>> Start Supplied data

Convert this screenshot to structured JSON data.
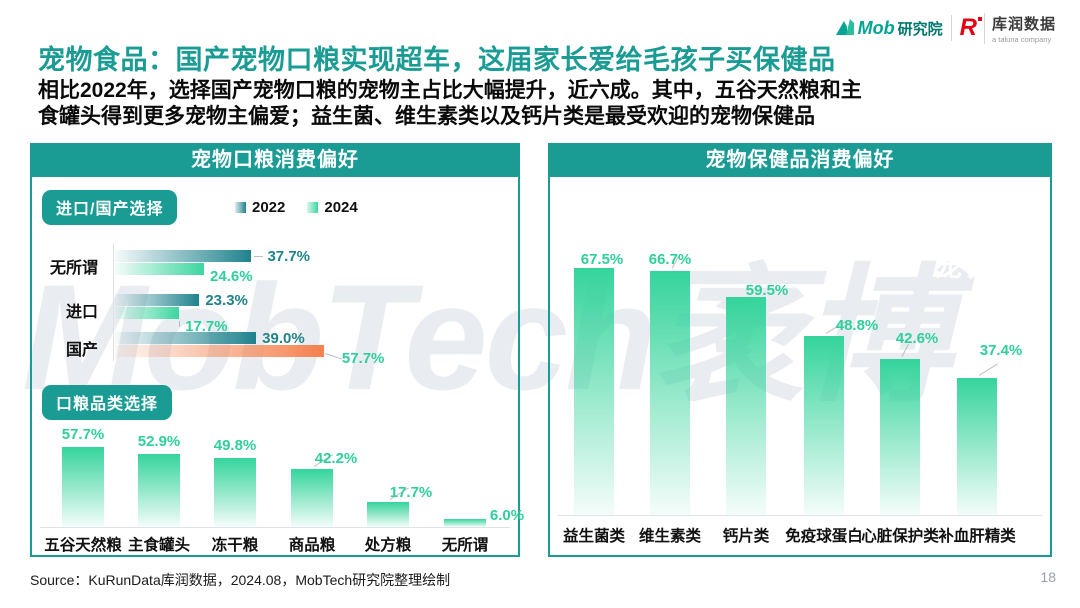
{
  "page": {
    "title": "宠物食品：国产宠物口粮实现超车，这届家长爱给毛孩子买保健品",
    "subtitle_line1": "相比2022年，选择国产宠物口粮的宠物主占比大幅提升，近六成。其中，五谷天然粮和主",
    "subtitle_line2": "食罐头得到更多宠物主偏爱；益生菌、维生素类以及钙片类是最受欢迎的宠物保健品",
    "watermark": "MobTech袤博",
    "source": "Source：KuRunData库润数据，2024.08，MobTech研究院整理绘制",
    "page_number": "18"
  },
  "logos": {
    "mob": {
      "word": "Mob",
      "suffix": "研究院"
    },
    "kurun": {
      "mark": "R",
      "name": "库润数据",
      "tagline": "a taluna company"
    }
  },
  "left_panel": {
    "header": "宠物口粮消费偏好",
    "section1_badge": "进口/国产选择",
    "section2_badge": "口粮品类选择",
    "legend": [
      {
        "label": "2022"
      },
      {
        "label": "2024"
      }
    ]
  },
  "right_panel": {
    "header": "宠物保健品消费偏好",
    "overlay_watermark": "宠物口粮"
  },
  "colors": {
    "teal": "#1a9c94",
    "teal_bar": "#1f828e",
    "green_bar": "#3bd69f",
    "green_label": "#2fcf9c",
    "orange_bar": "#f5814e",
    "watermark_gray": "#e9ecf1"
  },
  "chart_data": [
    {
      "type": "bar",
      "orientation": "horizontal",
      "title": "进口/国产选择",
      "categories": [
        "无所谓",
        "进口",
        "国产"
      ],
      "series": [
        {
          "name": "2022",
          "values": [
            37.7,
            23.3,
            39.0
          ]
        },
        {
          "name": "2024",
          "values": [
            24.6,
            17.7,
            57.7
          ]
        }
      ],
      "highlight": {
        "series": "2024",
        "category": "国产",
        "color": "#f5814e"
      },
      "unit": "%",
      "legend_position": "top"
    },
    {
      "type": "bar",
      "orientation": "vertical",
      "title": "口粮品类选择",
      "categories": [
        "五谷天然粮",
        "主食罐头",
        "冻干粮",
        "商品粮",
        "处方粮",
        "无所谓"
      ],
      "values": [
        57.7,
        52.9,
        49.8,
        42.2,
        17.7,
        6.0
      ],
      "unit": "%"
    },
    {
      "type": "bar",
      "orientation": "vertical",
      "title": "宠物保健品消费偏好",
      "categories": [
        "益生菌类",
        "维生素类",
        "钙片类",
        "免疫球蛋白",
        "心脏保护类",
        "补血肝精类"
      ],
      "values": [
        67.5,
        66.7,
        59.5,
        48.8,
        42.6,
        37.4
      ],
      "unit": "%"
    }
  ]
}
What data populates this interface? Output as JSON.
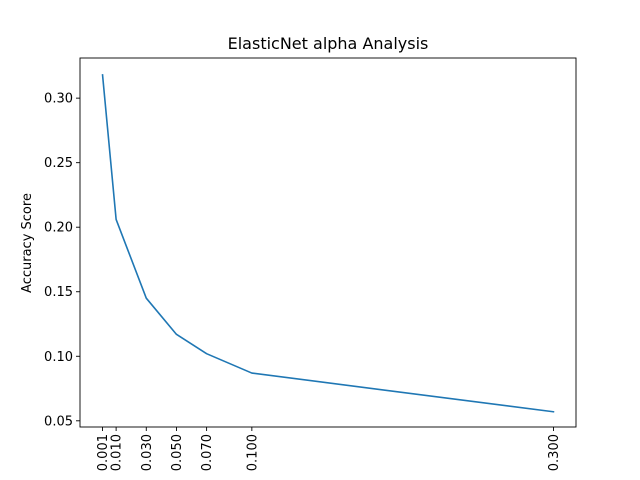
{
  "chart_data": {
    "type": "line",
    "title": "ElasticNet alpha Analysis",
    "xlabel": "",
    "ylabel": "Accuracy Score",
    "x": [
      0.001,
      0.01,
      0.03,
      0.05,
      0.07,
      0.1,
      0.3
    ],
    "x_tick_labels": [
      "0.001",
      "0.010",
      "0.030",
      "0.050",
      "0.070",
      "0.100",
      "0.300"
    ],
    "y_ticks": [
      0.05,
      0.1,
      0.15,
      0.2,
      0.25,
      0.3
    ],
    "y_tick_labels": [
      "0.05",
      "0.10",
      "0.15",
      "0.20",
      "0.25",
      "0.30"
    ],
    "xlim": [
      -0.01395,
      0.31495
    ],
    "ylim": [
      0.0452,
      0.3311
    ],
    "series": [
      {
        "values": [
          0.318,
          0.206,
          0.145,
          0.117,
          0.102,
          0.087,
          0.057
        ],
        "color": "#1f77b4"
      }
    ],
    "grid": false,
    "legend": "none",
    "x_tick_rotation": "vertical"
  }
}
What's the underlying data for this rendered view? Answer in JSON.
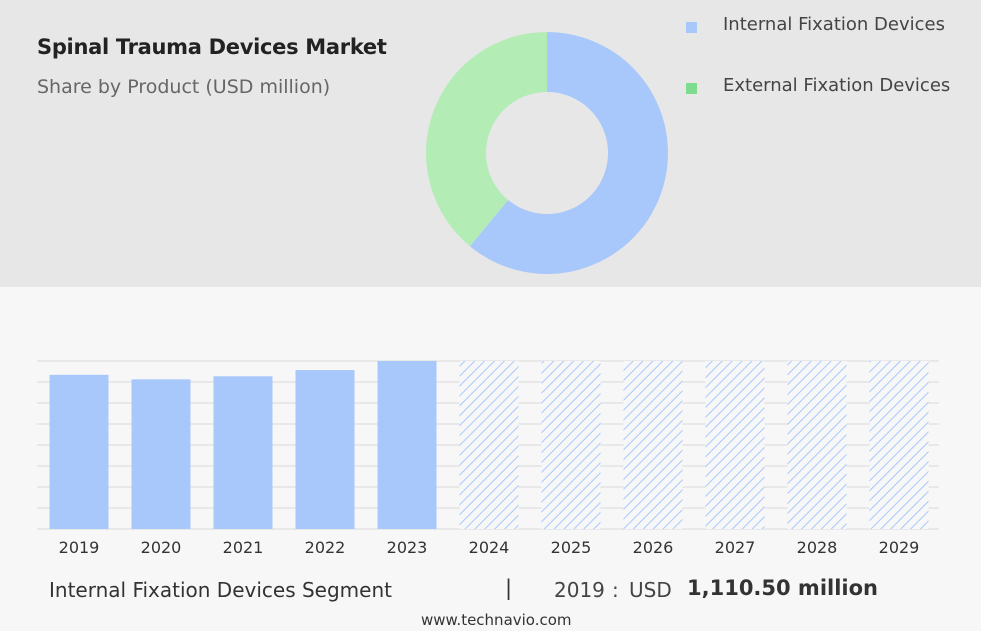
{
  "header": {
    "title": "Spinal Trauma Devices Market",
    "subtitle": "Share by Product (USD million)"
  },
  "legend": [
    {
      "label": "Internal Fixation Devices",
      "color": "#a8c8fb"
    },
    {
      "label": "External Fixation Devices",
      "color": "#7edc8f"
    }
  ],
  "chart_data": [
    {
      "type": "pie",
      "subtype": "donut",
      "title": "Share by Product (USD million)",
      "slices": [
        {
          "label": "Internal Fixation Devices",
          "share": 0.61,
          "color": "#a8c8fb"
        },
        {
          "label": "External Fixation Devices",
          "share": 0.39,
          "color": "#b4ecb6"
        }
      ]
    },
    {
      "type": "bar",
      "categories": [
        "2019",
        "2020",
        "2021",
        "2022",
        "2023",
        "2024",
        "2025",
        "2026",
        "2027",
        "2028",
        "2029"
      ],
      "values": [
        1110.5,
        1078,
        1100,
        1145,
        1210,
        1210,
        1210,
        1210,
        1210,
        1210,
        1210
      ],
      "forecast_from": "2024",
      "bar_color": "#a8c8fb",
      "forecast_style": "hatched",
      "ylim": [
        0,
        1210
      ],
      "grid": true
    }
  ],
  "footer": {
    "segment_label": "Internal Fixation Devices Segment",
    "separator": "|",
    "year": "2019",
    "colon": ":",
    "currency": "USD",
    "value": "1,110.50 million"
  },
  "source": "www.technavio.com"
}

>> End Supplied data

**Description of the task**
Leaving the pictures aside, transcribe the entire listing exactly.

**Solution below**
Convert this screenshot to structured JSON data.
{
  "page": {
    "title": "宠物食品：国产宠物口粮实现超车，这届家长爱给毛孩子买保健品",
    "subtitle_line1": "相比2022年，选择国产宠物口粮的宠物主占比大幅提升，近六成。其中，五谷天然粮和主",
    "subtitle_line2": "食罐头得到更多宠物主偏爱；益生菌、维生素类以及钙片类是最受欢迎的宠物保健品",
    "watermark": "MobTech袤博",
    "source": "Source：KuRunData库润数据，2024.08，MobTech研究院整理绘制",
    "page_number": "18"
  },
  "logos": {
    "mob": {
      "word": "Mob",
      "suffix": "研究院"
    },
    "kurun": {
      "mark": "R",
      "name": "库润数据",
      "tagline": "a taluna company"
    }
  },
  "left_panel": {
    "header": "宠物口粮消费偏好",
    "section1_badge": "进口/国产选择",
    "section2_badge": "口粮品类选择",
    "legend": [
      {
        "label": "2022"
      },
      {
        "label": "2024"
      }
    ]
  },
  "right_panel": {
    "header": "宠物保健品消费偏好",
    "overlay_watermark": "宠物口粮"
  },
  "colors": {
    "teal": "#1a9c94",
    "teal_bar": "#1f828e",
    "green_bar": "#3bd69f",
    "green_label": "#2fcf9c",
    "orange_bar": "#f5814e",
    "watermark_gray": "#e9ecf1"
  },
  "chart_data": [
    {
      "type": "bar",
      "orientation": "horizontal",
      "title": "进口/国产选择",
      "categories": [
        "无所谓",
        "进口",
        "国产"
      ],
      "series": [
        {
          "name": "2022",
          "values": [
            37.7,
            23.3,
            39.0
          ]
        },
        {
          "name": "2024",
          "values": [
            24.6,
            17.7,
            57.7
          ]
        }
      ],
      "highlight": {
        "series": "2024",
        "category": "国产",
        "color": "#f5814e"
      },
      "unit": "%",
      "legend_position": "top"
    },
    {
      "type": "bar",
      "orientation": "vertical",
      "title": "口粮品类选择",
      "categories": [
        "五谷天然粮",
        "主食罐头",
        "冻干粮",
        "商品粮",
        "处方粮",
        "无所谓"
      ],
      "values": [
        57.7,
        52.9,
        49.8,
        42.2,
        17.7,
        6.0
      ],
      "unit": "%"
    },
    {
      "type": "bar",
      "orientation": "vertical",
      "title": "宠物保健品消费偏好",
      "categories": [
        "益生菌类",
        "维生素类",
        "钙片类",
        "免疫球蛋白",
        "心脏保护类",
        "补血肝精类"
      ],
      "values": [
        67.5,
        66.7,
        59.5,
        48.8,
        42.6,
        37.4
      ],
      "unit": "%"
    }
  ]
}
What data populates this interface? Output as JSON.
{
  "chart_data": {
    "type": "line",
    "title": "ElasticNet alpha Analysis",
    "xlabel": "",
    "ylabel": "Accuracy Score",
    "x": [
      0.001,
      0.01,
      0.03,
      0.05,
      0.07,
      0.1,
      0.3
    ],
    "x_tick_labels": [
      "0.001",
      "0.010",
      "0.030",
      "0.050",
      "0.070",
      "0.100",
      "0.300"
    ],
    "y_ticks": [
      0.05,
      0.1,
      0.15,
      0.2,
      0.25,
      0.3
    ],
    "y_tick_labels": [
      "0.05",
      "0.10",
      "0.15",
      "0.20",
      "0.25",
      "0.30"
    ],
    "xlim": [
      -0.01395,
      0.31495
    ],
    "ylim": [
      0.0452,
      0.3311
    ],
    "series": [
      {
        "values": [
          0.318,
          0.206,
          0.145,
          0.117,
          0.102,
          0.087,
          0.057
        ],
        "color": "#1f77b4"
      }
    ],
    "grid": false,
    "legend": "none",
    "x_tick_rotation": "vertical"
  }
}
What's the underlying data for this rendered view? Answer in JSON.
{
  "header": {
    "title": "Spinal Trauma Devices Market",
    "subtitle": "Share by Product (USD million)"
  },
  "legend": [
    {
      "label": "Internal Fixation Devices",
      "color": "#a8c8fb"
    },
    {
      "label": "External Fixation Devices",
      "color": "#7edc8f"
    }
  ],
  "chart_data": [
    {
      "type": "pie",
      "subtype": "donut",
      "title": "Share by Product (USD million)",
      "slices": [
        {
          "label": "Internal Fixation Devices",
          "share": 0.61,
          "color": "#a8c8fb"
        },
        {
          "label": "External Fixation Devices",
          "share": 0.39,
          "color": "#b4ecb6"
        }
      ]
    },
    {
      "type": "bar",
      "categories": [
        "2019",
        "2020",
        "2021",
        "2022",
        "2023",
        "2024",
        "2025",
        "2026",
        "2027",
        "2028",
        "2029"
      ],
      "values": [
        1110.5,
        1078,
        1100,
        1145,
        1210,
        1210,
        1210,
        1210,
        1210,
        1210,
        1210
      ],
      "forecast_from": "2024",
      "bar_color": "#a8c8fb",
      "forecast_style": "hatched",
      "ylim": [
        0,
        1210
      ],
      "grid": true
    }
  ],
  "footer": {
    "segment_label": "Internal Fixation Devices Segment",
    "separator": "|",
    "year": "2019",
    "colon": ":",
    "currency": "USD",
    "value": "1,110.50 million"
  },
  "source": "www.technavio.com"
}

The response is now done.